= BRIEF =
Copy every line of the data that includes the string "питание".

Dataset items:

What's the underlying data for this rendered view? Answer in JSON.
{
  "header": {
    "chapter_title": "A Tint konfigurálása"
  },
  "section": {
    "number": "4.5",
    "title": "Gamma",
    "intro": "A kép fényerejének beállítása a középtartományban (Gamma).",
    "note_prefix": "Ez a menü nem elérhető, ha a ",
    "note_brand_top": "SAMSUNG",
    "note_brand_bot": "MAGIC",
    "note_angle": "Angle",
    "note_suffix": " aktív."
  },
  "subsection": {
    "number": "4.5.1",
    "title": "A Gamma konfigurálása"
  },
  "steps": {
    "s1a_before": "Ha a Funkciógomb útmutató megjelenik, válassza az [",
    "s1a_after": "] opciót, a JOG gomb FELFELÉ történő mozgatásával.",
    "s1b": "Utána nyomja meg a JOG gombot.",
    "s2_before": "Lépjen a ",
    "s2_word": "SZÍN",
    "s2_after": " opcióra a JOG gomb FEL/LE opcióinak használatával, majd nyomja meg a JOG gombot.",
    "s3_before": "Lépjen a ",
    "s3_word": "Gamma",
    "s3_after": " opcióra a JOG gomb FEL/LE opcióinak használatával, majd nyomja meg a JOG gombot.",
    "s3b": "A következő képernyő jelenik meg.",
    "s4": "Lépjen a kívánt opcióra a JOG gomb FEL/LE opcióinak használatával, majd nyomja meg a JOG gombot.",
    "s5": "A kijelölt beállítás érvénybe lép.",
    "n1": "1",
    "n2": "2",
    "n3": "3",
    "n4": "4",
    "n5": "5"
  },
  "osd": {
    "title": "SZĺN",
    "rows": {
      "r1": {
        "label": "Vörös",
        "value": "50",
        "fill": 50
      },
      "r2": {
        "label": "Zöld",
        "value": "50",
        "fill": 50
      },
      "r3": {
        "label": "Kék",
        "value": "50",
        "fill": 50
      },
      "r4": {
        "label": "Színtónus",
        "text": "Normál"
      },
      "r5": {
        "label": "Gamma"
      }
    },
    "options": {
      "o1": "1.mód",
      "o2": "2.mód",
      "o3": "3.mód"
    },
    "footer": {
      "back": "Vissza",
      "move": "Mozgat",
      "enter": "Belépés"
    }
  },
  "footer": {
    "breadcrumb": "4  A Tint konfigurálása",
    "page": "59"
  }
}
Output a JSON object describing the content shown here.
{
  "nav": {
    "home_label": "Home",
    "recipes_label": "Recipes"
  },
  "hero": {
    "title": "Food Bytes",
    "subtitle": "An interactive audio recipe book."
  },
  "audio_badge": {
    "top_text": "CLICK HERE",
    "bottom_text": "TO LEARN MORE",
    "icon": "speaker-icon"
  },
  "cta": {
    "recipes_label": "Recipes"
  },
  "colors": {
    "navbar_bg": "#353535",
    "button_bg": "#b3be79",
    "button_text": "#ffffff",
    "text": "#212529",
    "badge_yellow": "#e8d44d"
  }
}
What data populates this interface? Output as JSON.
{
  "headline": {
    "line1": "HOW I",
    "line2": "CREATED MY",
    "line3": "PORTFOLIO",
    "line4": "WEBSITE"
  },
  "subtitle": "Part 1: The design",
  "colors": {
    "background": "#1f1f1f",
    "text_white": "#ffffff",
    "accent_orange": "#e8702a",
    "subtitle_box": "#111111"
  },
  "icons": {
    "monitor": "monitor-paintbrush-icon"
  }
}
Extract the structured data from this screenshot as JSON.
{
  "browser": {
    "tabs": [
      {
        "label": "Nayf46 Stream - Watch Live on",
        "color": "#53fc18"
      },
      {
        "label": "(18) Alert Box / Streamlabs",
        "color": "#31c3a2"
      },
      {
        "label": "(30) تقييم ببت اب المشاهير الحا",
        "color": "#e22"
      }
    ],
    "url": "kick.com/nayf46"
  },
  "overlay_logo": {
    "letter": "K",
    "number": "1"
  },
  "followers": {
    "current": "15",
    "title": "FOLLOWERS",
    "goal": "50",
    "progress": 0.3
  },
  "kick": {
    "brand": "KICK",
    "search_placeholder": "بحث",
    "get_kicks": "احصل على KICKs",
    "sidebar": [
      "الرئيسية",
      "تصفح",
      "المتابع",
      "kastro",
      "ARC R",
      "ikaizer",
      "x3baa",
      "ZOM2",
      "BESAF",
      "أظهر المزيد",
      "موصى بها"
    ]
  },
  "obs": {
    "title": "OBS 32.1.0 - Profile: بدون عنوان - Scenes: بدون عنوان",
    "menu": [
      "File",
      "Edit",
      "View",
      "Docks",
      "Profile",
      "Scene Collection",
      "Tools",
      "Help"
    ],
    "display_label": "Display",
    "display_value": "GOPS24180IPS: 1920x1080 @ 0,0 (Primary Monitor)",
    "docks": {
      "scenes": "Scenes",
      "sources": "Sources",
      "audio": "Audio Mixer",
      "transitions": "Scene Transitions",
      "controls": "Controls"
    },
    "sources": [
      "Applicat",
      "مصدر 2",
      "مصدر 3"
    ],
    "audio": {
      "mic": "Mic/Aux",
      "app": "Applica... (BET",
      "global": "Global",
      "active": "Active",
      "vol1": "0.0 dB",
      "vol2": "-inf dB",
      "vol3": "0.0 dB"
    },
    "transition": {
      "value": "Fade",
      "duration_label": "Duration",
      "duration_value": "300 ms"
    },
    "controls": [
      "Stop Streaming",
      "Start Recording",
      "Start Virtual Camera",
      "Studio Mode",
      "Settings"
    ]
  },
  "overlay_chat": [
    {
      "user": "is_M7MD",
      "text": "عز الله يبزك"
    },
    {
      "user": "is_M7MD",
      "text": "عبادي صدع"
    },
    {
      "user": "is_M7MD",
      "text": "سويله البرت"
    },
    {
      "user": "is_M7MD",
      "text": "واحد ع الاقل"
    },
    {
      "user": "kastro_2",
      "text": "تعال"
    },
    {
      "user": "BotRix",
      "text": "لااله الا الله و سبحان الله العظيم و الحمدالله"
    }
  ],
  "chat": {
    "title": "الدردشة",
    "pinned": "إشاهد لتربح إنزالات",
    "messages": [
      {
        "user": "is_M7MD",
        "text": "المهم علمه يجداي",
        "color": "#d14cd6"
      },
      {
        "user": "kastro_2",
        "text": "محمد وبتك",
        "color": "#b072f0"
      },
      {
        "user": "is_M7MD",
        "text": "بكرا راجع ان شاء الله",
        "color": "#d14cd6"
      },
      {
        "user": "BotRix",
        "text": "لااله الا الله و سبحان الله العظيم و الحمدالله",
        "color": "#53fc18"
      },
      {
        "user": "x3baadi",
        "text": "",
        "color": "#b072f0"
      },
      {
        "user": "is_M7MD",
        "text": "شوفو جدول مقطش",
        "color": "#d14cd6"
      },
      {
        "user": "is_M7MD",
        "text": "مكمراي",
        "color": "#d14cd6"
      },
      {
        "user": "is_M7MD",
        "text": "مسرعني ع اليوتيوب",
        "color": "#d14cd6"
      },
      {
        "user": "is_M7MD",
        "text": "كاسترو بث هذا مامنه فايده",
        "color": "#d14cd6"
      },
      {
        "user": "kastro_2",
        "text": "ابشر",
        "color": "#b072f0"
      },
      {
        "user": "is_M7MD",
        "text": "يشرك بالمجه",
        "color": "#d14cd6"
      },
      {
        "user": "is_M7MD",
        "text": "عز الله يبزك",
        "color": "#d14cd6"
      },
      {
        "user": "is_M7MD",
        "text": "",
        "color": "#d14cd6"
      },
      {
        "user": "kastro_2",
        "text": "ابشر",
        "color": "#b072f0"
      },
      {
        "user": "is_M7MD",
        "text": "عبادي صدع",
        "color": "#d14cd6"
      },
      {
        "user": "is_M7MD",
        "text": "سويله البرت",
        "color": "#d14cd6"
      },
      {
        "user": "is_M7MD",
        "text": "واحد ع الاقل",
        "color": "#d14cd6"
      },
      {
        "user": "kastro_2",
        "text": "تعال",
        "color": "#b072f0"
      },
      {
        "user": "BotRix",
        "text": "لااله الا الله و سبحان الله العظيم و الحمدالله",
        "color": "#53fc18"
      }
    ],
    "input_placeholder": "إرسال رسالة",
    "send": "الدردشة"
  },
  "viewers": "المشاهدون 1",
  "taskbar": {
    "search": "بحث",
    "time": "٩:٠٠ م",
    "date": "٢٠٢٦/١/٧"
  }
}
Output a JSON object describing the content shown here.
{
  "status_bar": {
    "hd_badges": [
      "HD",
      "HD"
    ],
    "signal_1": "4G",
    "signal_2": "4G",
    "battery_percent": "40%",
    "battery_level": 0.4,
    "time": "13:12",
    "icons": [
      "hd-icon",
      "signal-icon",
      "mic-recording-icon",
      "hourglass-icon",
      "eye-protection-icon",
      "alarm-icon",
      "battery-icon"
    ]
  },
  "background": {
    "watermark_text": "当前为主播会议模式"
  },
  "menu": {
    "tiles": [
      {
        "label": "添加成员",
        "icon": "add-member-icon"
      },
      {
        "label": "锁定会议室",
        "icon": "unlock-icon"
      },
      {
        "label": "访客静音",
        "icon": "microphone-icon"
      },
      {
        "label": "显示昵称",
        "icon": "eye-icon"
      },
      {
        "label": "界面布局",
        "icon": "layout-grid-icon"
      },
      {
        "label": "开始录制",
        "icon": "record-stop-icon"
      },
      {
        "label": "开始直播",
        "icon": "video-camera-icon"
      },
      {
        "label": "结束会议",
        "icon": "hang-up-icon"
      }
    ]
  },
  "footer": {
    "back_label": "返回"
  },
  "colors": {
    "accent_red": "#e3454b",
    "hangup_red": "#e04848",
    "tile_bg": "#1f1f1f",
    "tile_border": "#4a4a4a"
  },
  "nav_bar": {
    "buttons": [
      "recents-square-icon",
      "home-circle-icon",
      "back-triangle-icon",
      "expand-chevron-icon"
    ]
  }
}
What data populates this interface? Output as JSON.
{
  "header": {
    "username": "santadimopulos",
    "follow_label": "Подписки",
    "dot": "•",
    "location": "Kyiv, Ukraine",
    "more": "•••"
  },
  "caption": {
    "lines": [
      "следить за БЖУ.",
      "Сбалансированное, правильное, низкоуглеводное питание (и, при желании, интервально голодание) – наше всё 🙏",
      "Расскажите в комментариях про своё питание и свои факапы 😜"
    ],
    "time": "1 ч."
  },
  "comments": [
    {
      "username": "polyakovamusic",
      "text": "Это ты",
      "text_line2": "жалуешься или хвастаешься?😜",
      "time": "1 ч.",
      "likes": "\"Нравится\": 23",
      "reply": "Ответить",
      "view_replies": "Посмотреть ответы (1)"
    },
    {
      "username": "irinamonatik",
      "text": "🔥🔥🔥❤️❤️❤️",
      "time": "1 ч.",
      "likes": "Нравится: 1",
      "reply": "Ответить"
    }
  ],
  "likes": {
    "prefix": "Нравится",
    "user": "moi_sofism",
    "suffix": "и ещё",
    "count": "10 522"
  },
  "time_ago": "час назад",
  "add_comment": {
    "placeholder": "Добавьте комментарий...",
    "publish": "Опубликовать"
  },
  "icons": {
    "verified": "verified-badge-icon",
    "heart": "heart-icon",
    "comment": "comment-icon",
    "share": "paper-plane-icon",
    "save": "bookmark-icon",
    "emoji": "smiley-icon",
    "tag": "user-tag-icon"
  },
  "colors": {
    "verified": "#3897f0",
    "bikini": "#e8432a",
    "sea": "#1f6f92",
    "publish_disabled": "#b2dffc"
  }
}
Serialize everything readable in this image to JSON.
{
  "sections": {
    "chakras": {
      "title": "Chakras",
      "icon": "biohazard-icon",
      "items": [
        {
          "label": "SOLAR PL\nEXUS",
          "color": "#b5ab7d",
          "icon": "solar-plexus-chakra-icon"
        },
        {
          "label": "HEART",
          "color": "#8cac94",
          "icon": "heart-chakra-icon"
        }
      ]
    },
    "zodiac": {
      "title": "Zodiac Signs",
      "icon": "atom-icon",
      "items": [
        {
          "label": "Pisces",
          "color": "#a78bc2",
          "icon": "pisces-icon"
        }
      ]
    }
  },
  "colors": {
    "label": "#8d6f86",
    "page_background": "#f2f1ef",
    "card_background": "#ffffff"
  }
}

= RESULT BELOW =
      "Сбалансированное, правильное, низкоуглеводное питание (и, при желании, интервально голодание) – наше всё 🙏",
      "Расскажите в комментариях про своё питание и свои факапы 😜"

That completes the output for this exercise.